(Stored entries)
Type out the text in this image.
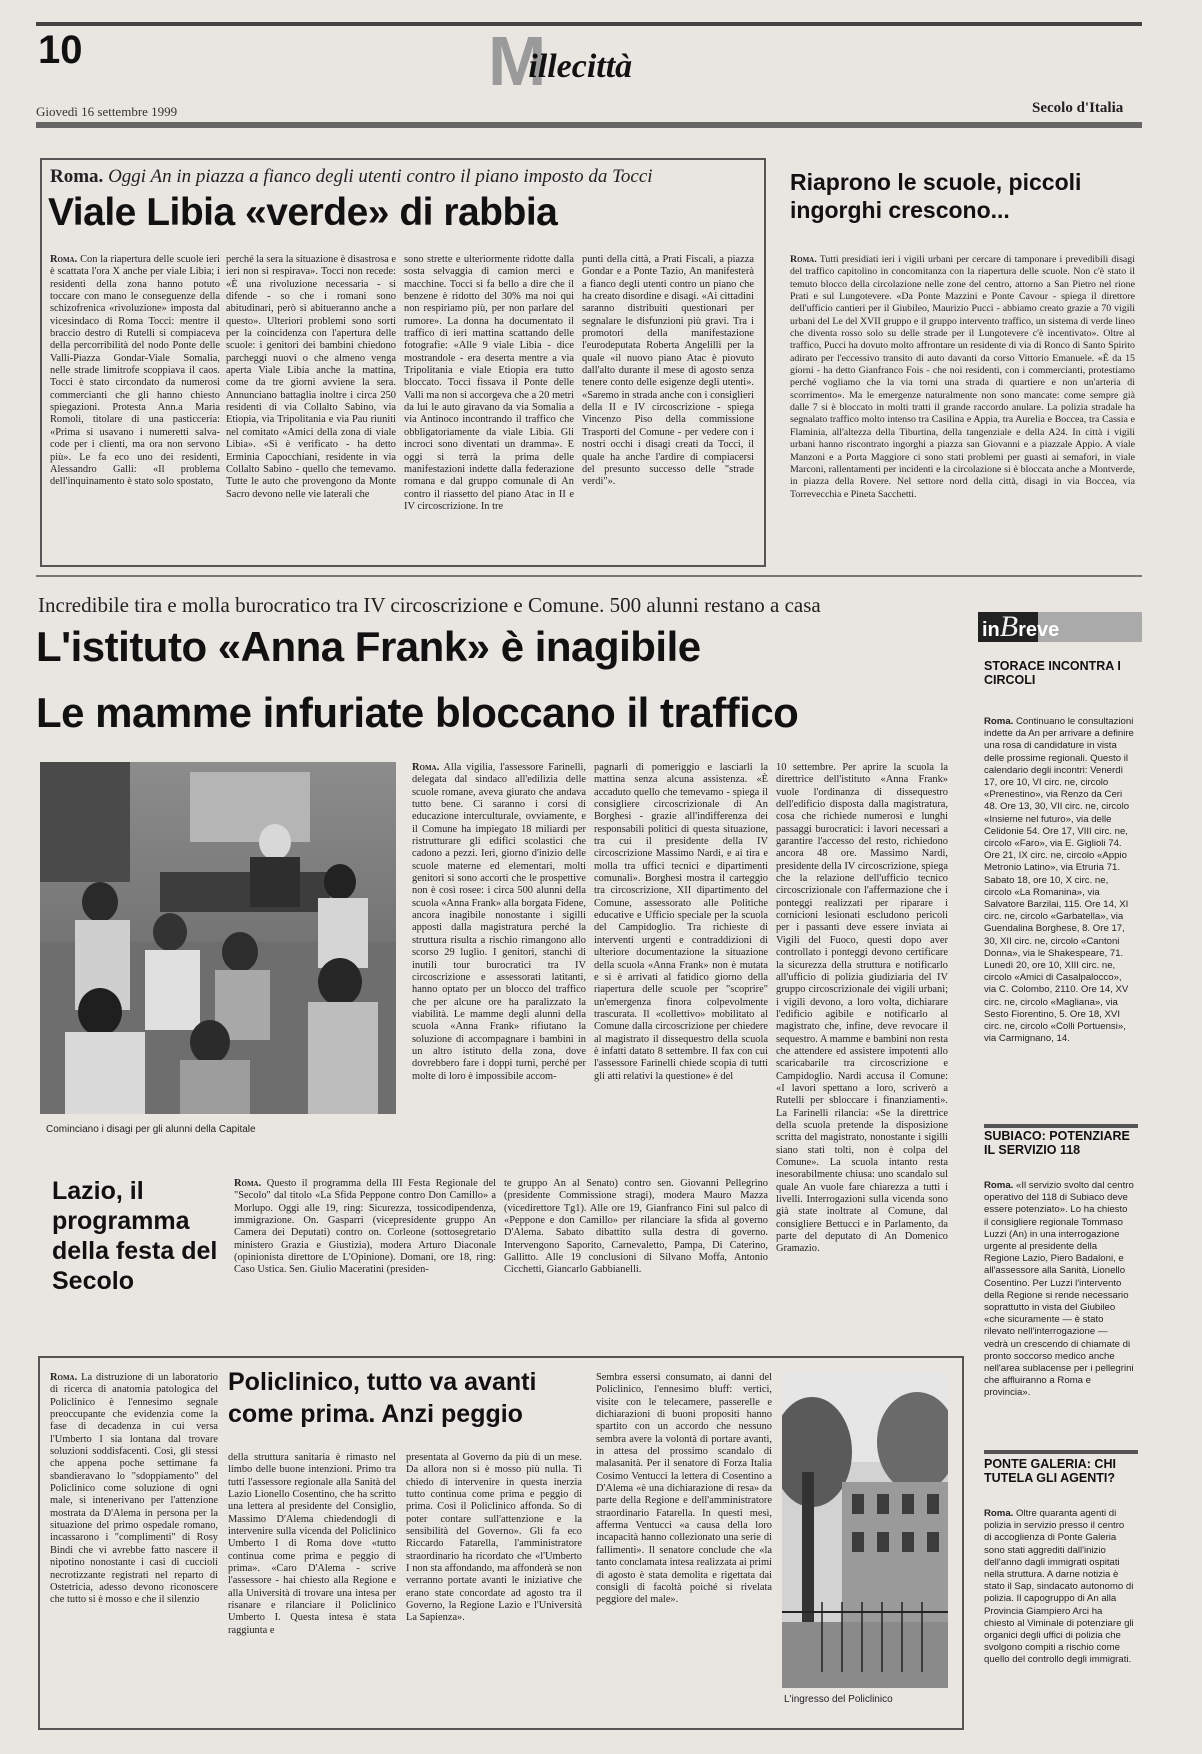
10	Millecittà
Giovedì 16 settembre 1999	Secolo d'Italia
Roma. Oggi An in piazza a fianco degli utenti contro il piano imposto da Tocci
Viale Libia «verde» di rabbia
Roma. Con la riapertura delle scuole ieri è scattata l'ora X anche per viale Libia; i residenti della zona hanno potuto toccare con mano le conseguenze della schizofrenica «rivoluzione» imposta dal vicesindaco di Roma Tocci: mentre il braccio destro di Rutelli si compiaceva della percorribilità del nodo Ponte delle Valli-Piazza Gondar-Viale Somalia, nelle strade limitrofe scoppiava il caos. Tocci è stato circondato da numerosi commercianti che gli hanno chiesto spiegazioni. Protesta Ann.a Maria Romoli, titolare di una pasticceria: «Prima si usavano i numeretti salva-code per i clienti, ma ora non servono più». Le fa eco uno dei residenti, Alessandro Galli: «Il problema dell'inquinamento è stato solo spostato,
perché la sera la situazione è disastrosa e ieri non si respirava». Tocci non recede: «È una rivoluzione necessaria - si difende - so che i romani sono abitudinari, però si abitueranno anche a questo». Ulteriori problemi sono sorti per la coincidenza con l'apertura delle scuole: i genitori dei bambini chiedono parcheggi nuovi o che almeno venga aperta Viale Libia anche la mattina, come da tre giorni avviene la sera. Annunciano battaglia inoltre i circa 250 residenti di via Collalto Sabino, via Etiopia, via Tripolitania e via Pau riuniti nel comitato «Amici della zona di viale Libia». «Si è verificato - ha detto Erminia Capocchiani, residente in via Collalto Sabino - quello che temevamo. Tutte le auto che provengono da Monte Sacro devono nelle vie laterali che
sono strette e ulteriormente ridotte dalla sosta selvaggia di camion merci e macchine. Tocci si fa bello a dire che il benzene è ridotto del 30% ma noi qui non respiriamo più, per non parlare del rumore». La donna ha documentato il traffico di ieri mattina scattando delle fotografie: «Alle 9 viale Libia - dice mostrandole - era deserta mentre a via Tripolitania e viale Etiopia era tutto bloccato. Tocci fissava il Ponte delle Valli ma non si accorgeva che a 20 metri da lui le auto giravano da via Somalia a via Antinoco incontrando il traffico che obbligatoriamente da viale Libia. Gli incroci sono diventati un dramma». E oggi si terrà la prima delle manifestazioni indette dalla federazione romana e dal gruppo comunale di An contro il riassetto del piano Atac in II e IV circoscrizione. In tre
punti della città, a Prati Fiscali, a piazza Gondar e a Ponte Tazio, An manifesterà a fianco degli utenti contro un piano che ha creato disordine e disagi. «Ai cittadini saranno distribuiti questionari per segnalare le disfunzioni più gravi. Tra i promotori della manifestazione l'eurodeputata Roberta Angelilli per la quale «il nuovo piano Atac è piovuto dall'alto durante il mese di agosto senza tenere conto delle esigenze degli utenti». «Saremo in strada anche con i consiglieri della II e IV circoscrizione - spiega Vincenzo Piso della commissione Trasporti del Comune - per vedere con i nostri occhi i disagi creati da Tocci, il quale ha anche l'ardire di compiacersi del presunto successo delle "strade verdi"».
Riaprono le scuole, piccoli ingorghi crescono...
Roma. Tutti presidiati ieri i vigili urbani per cercare di tamponare i prevedibili disagi del traffico capitolino in concomitanza con la riapertura delle scuole. Non c'è stato il temuto blocco della circolazione nelle zone del centro, attorno a San Pietro nel rione Prati e sul Lungotevere. «Da Ponte Mazzini e Ponte Cavour - spiega il direttore dell'ufficio cantieri per il Giubileo, Maurizio Pucci - abbiamo creato grazie a 70 vigili urbani del Le del XVII gruppo e il gruppo intervento traffico, un sistema di verde lineo che diventa rosso solo su delle strade per il Lungotevere c'è incentivato». Oltre al traffico, Pucci ha dovuto molto affrontare un residente di via di Ronco di Santo Spirito adirato per l'eccessivo transito di auto davanti da corso Vittorio Emanuele. «È da 15 giorni - ha detto Gianfranco Fois - che noi residenti, con i commercianti, protestiamo perché vogliamo che la via torni una strada di quartiere e non un'arteria di scorrimento». Ma le emergenze naturalmente non sono mancate: come sempre già dalle 7 si è bloccato in molti tratti il grande raccordo anulare. La polizia stradale ha segnalato traffico molto intenso tra Casilina e Appia, tra Aurelia e Boccea, tra Cassia e Flaminia, all'altezza della Tiburtina, della tangenziale e della A24. In città i vigili urbani hanno riscontrato ingorghi a piazza san Giovanni e a piazzale Appio. A viale Manzoni e a Porta Maggiore ci sono stati problemi per guasti ai semafori, in viale Marconi, rallentamenti per incidenti e la circolazione si è bloccata anche a Montverde, in piazza della Rovere. Nel settore nord della città, disagi in via Boccea, via Torrevecchia e Pineta Sacchetti.
Incredibile tira e molla burocratico tra IV circoscrizione e Comune. 500 alunni restano a casa
L'istituto «Anna Frank» è inagibile
Le mamme infuriate bloccano il traffico
Cominciano i disagi per gli alunni della Capitale
Roma. Alla vigilia, l'assessore Farinelli, delegata dal sindaco all'edilizia delle scuole romane, aveva giurato che andava tutto bene. Ci saranno i corsi di educazione interculturale, ovviamente, e il Comune ha impiegato 18 miliardi per ristrutturare gli edifici scolastici che cadono a pezzi. Ieri, giorno d'inizio delle scuole materne ed elementari, molti genitori si sono accorti che le prospettive non è così rosee: i circa 500 alunni della scuola «Anna Frank» alla borgata Fidene, ancora inagibile nonostante i sigilli apposti dalla magistratura perché la struttura risulta a rischio rimangono allo scorso 29 luglio. I genitori, stanchi di inutili tour burocratici tra IV circoscrizione e assessorati latitanti, hanno optato per un blocco del traffico che per alcune ore ha paralizzato la viabilità. Le mamme degli alunni della scuola «Anna Frank» rifiutano la soluzione di accompagnare i bambini in un altro istituto della zona, dove dovrebbero fare i doppi turni, perché per molte di loro è impossibile accom-
pagnarli di pomeriggio e lasciarli la mattina senza alcuna assistenza. «È accaduto quello che temevamo - spiega il consigliere circoscrizionale di An Borghesi - grazie all'indifferenza dei responsabili politici di questa situazione, tra cui il presidente della IV circoscrizione Massimo Nardi, e ai tira e molla tra uffici tecnici e dipartimenti comunali». Borghesi mostra il carteggio tra circoscrizione, XII dipartimento del Comune, assessorato alle Politiche educative e Ufficio speciale per la scuola del Campidoglio. Tra richieste di interventi urgenti e contraddizioni di ulteriore documentazione la situazione della scuola «Anna Frank» non è mutata e si è arrivati al fatidico giorno della riapertura delle scuole per "scoprire" un'emergenza finora colpevolmente trascurata. Il «collettivo» mobilitato al Comune dalla circoscrizione per chiedere al magistrato il dissequestro della scuola è infatti datato 8 settembre. Il fax con cui l'assessore Farinelli chiede scopia di tutti gli atti relativi la questione» è del
10 settembre. Per aprire la scuola la direttrice dell'istituto «Anna Frank» vuole l'ordinanza di dissequestro dell'edificio disposta dalla magistratura, cosa che richiede numerosi e lunghi passaggi burocratici: i lavori necessari a garantire l'accesso del resto, richiedono ancora 48 ore. Massimo Nardi, presidente della IV circoscrizione, spiega che la relazione dell'ufficio tecnico circoscrizionale con l'affermazione che i ponteggi realizzati per riparare i cornicioni lesionati escludono pericoli per i passanti deve essere inviata ai Vigili del Fuoco, questi dopo aver controllato i ponteggi devono certificare la sicurezza della struttura e notificarlo all'ufficio di polizia giudiziaria del IV gruppo circoscrizionale dei vigili urbani; i vigili devono, a loro volta, dichiarare l'edificio agibile e notificarlo al magistrato che, infine, deve revocare il sequestro. A mamme e bambini non resta che attendere ed assistere impotenti allo scaricabarile tra circoscrizione e Campidoglio. Nardi accusa il Comune: «I lavori spettano a loro, scriverò a Rutelli per sbloccare i finanziamenti». La Farinelli rilancia: «Se la direttrice della scuola pretende la disposizione scritta del magistrato, nonostante i sigilli siano stati tolti, non è colpa del Comune». La scuola intanto resta inesorabilmente chiusa: uno scandalo sul quale An vuole fare chiarezza a tutti i livelli. Interrogazioni sulla vicenda sono già state inoltrate al Comune, dal consigliere Bettucci e in Parlamento, da parte del deputato di An Domenico Gramazio.
Lazio, il programma della festa del Secolo
Roma. Questo il programma della III Festa Regionale del "Secolo" dal titolo «La Sfida Peppone contro Don Camillo» a Morlupo. Oggi alle 19, ring: Sicurezza, tossicodipendenza, immigrazione. On. Gasparri (vicepresidente gruppo An Camera dei Deputati) contro on. Corleone (sottosegretario ministero Grazia e Giustizia), modera Arturo Diaconale (opinionista direttore de L'Opinione). Domani, ore 18, ring: Caso Ustica. Sen. Giulio Maceratini (presiden-
te gruppo An al Senato) contro sen. Giovanni Pellegrino (presidente Commissione stragi), modera Mauro Mazza (vicedirettore Tg1). Alle ore 19, Gianfranco Fini sul palco di «Peppone e don Camillo» per rilanciare la sfida al governo D'Alema. Sabato dibattito sulla destra di governo. Intervengono Saporito, Carnevaletto, Pampa, Di Caterino, Gallitto. Alle 19 conclusioni di Silvano Moffa, Antonio Cicchetti, Giancarlo Gabbianelli.
Policlinico, tutto va avanti come prima. Anzi peggio
Roma. La distruzione di un laboratorio di ricerca di anatomia patologica del Policlinico è l'ennesimo segnale preoccupante che evidenzia come la fase di decadenza in cui versa l'Umberto I sia lontana dal trovare soluzioni soddisfacenti. Così, gli stessi che appena poche settimane fa sbandieravano lo "sdoppiamento" del Policlinico come soluzione di ogni male, si intenerivano per l'attenzione mostrata da D'Alema in persona per la situazione del primo ospedale romano, incassarono i "complimenti" di Rosy Bindi che vi avrebbe fatto nascere il nipotino nonostante i casi di cuccioli necrotizzante registrati nel reparto di Ostetricia, adesso devono riconoscere che tutto si è mosso e che il silenzio
della struttura sanitaria è rimasto nel limbo delle buone intenzioni. Primo tra tutti l'assessore regionale alla Sanità del Lazio Lionello Cosentino, che ha scritto una lettera al presidente del Consiglio, Massimo D'Alema chiedendogli di intervenire sulla vicenda del Policlinico Umberto I di Roma dove «tutto continua come prima e peggio di prima». «Caro D'Alema - scrive l'assessore - hai chiesto alla Regione e alla Università di trovare una intesa per risanare e rilanciare il Policlinico Umberto I. Questa intesa è stata raggiunta e
presentata al Governo da più di un mese. Da allora non si è mosso più nulla. Ti chiedo di intervenire in questa inerzia tutto continua come prima e peggio di prima. Così il Policlinico affonda. So di poter contare sull'attenzione e la sensibilità del Governo». Gli fa eco Riccardo Fatarella, l'amministratore straordinario ha ricordato che «l'Umberto I non sta affondando, ma affonderà se non verranno portate avanti le iniziative che erano state concordate ad agosto tra il Governo, la Regione Lazio e l'Università La Sapienza».
Sembra essersi consumato, ai danni del Policlinico, l'ennesimo bluff: vertici, visite con le telecamere, passerelle e dichiarazioni di buoni propositi hanno spartito con un accordo che nessuno sembra avere la volontà di portare avanti, in attesa del prossimo scandalo di malasanità. Per il senatore di Forza Italia Cosimo Ventucci la lettera di Cosentino a D'Alema «è una dichiarazione di resa» da parte della Regione e dell'amministratore straordinario Fatarella. In questi mesi, afferma Ventucci «a causa della loro incapacità hanno collezionato una serie di fallimenti». Il senatore conclude che «la tanto conclamata intesa realizzata ai primi di agosto è stata demolita e rigettata dai consigli di facoltà poiché si rivelata peggiore del male».
L'ingresso del Policlinico
inBreve
STORACE INCONTRA I CIRCOLI
Roma. Continuano le consultazioni indette da An per arrivare a definire una rosa di candidature in vista delle prossime regionali. Questo il calendario degli incontri: Venerdì 17, ore 10, VI circ. ne, circolo «Prenestino», via Renzo da Ceri 48. Ore 13, 30, VII circ. ne, circolo «Insieme nel futuro», via delle Celidonie 54. Ore 17, VIII circ. ne, circolo «Faro», via E. Giglioli 74. Ore 21, IX circ. ne, circolo «Appio Metronio Latino», via Etruria 71. Sabato 18, ore 10, X circ. ne, circolo «La Romanina», via Salvatore Barzilai, 115. Ore 14, XI circ. ne, circolo «Garbatella», via Guendalina Borghese, 8. Ore 17, 30, XII circ. ne, circolo «Cantoni Donna», via le Shakespeare, 71. Lunedì 20, ore 10, XIII circ. ne, circolo «Amici di Casalpalocco», via C. Colombo, 2110. Ore 14, XV circ. ne, circolo «Magliana», via Sesto Fiorentino, 5. Ore 18, XVI circ. ne, circolo «Colli Portuensi», via Carmignano, 14.
SUBIACO: POTENZIARE IL SERVIZIO 118
Roma. «Il servizio svolto dal centro operativo del 118 di Subiaco deve essere potenziato». Lo ha chiesto il consigliere regionale Tommaso Luzzi (An) in una interrogazione urgente al presidente della Regione Lazio, Piero Badaloni, e all'assessore alla Sanità, Lionello Cosentino. Per Luzzi l'intervento della Regione si rende necessario soprattutto in vista del Giubileo «che sicuramente — è stato rilevato nell'interrogazione — vedrà un crescendo di chiamate di pronto soccorso medico anche nell'area sublacense per i pellegrini che affluiranno a Roma e provincia».
PONTE GALERIA: CHI TUTELA GLI AGENTI?
Roma. Oltre quaranta agenti di polizia in servizio presso il centro di accoglienza di Ponte Galeria sono stati aggrediti dall'inizio dell'anno dagli immigrati ospitati nella struttura. A darne notizia è stato il Sap, sindacato autonomo di polizia. Il capogruppo di An alla Provincia Giampiero Arci ha chiesto al Viminale di potenziare gli organici degli uffici di polizia che svolgono compiti a rischio come quello del controllo degli immigrati.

AIM
Lines that include the word "Secolo" are to be extracted from the data above.

TASK ANSWER
Giovedì 16 settembre 1999	Secolo d'Italia
Lazio, il programma della festa del Secolo
Roma. Questo il programma della III Festa Regionale del "Secolo" dal titolo «La Sfida Peppone contro Don Camillo» a Morlupo. Oggi alle 19, ring: Sicurezza, tossicodipendenza, immigrazione. On. Gasparri (vicepresidente gruppo An Camera dei Deputati) contro on. Corleone (sottosegretario ministero Grazia e Giustizia), modera Arturo Diaconale (opinionista direttore de L'Opinione). Domani, ore 18, ring: Caso Ustica. Sen. Giulio Maceratini (presiden-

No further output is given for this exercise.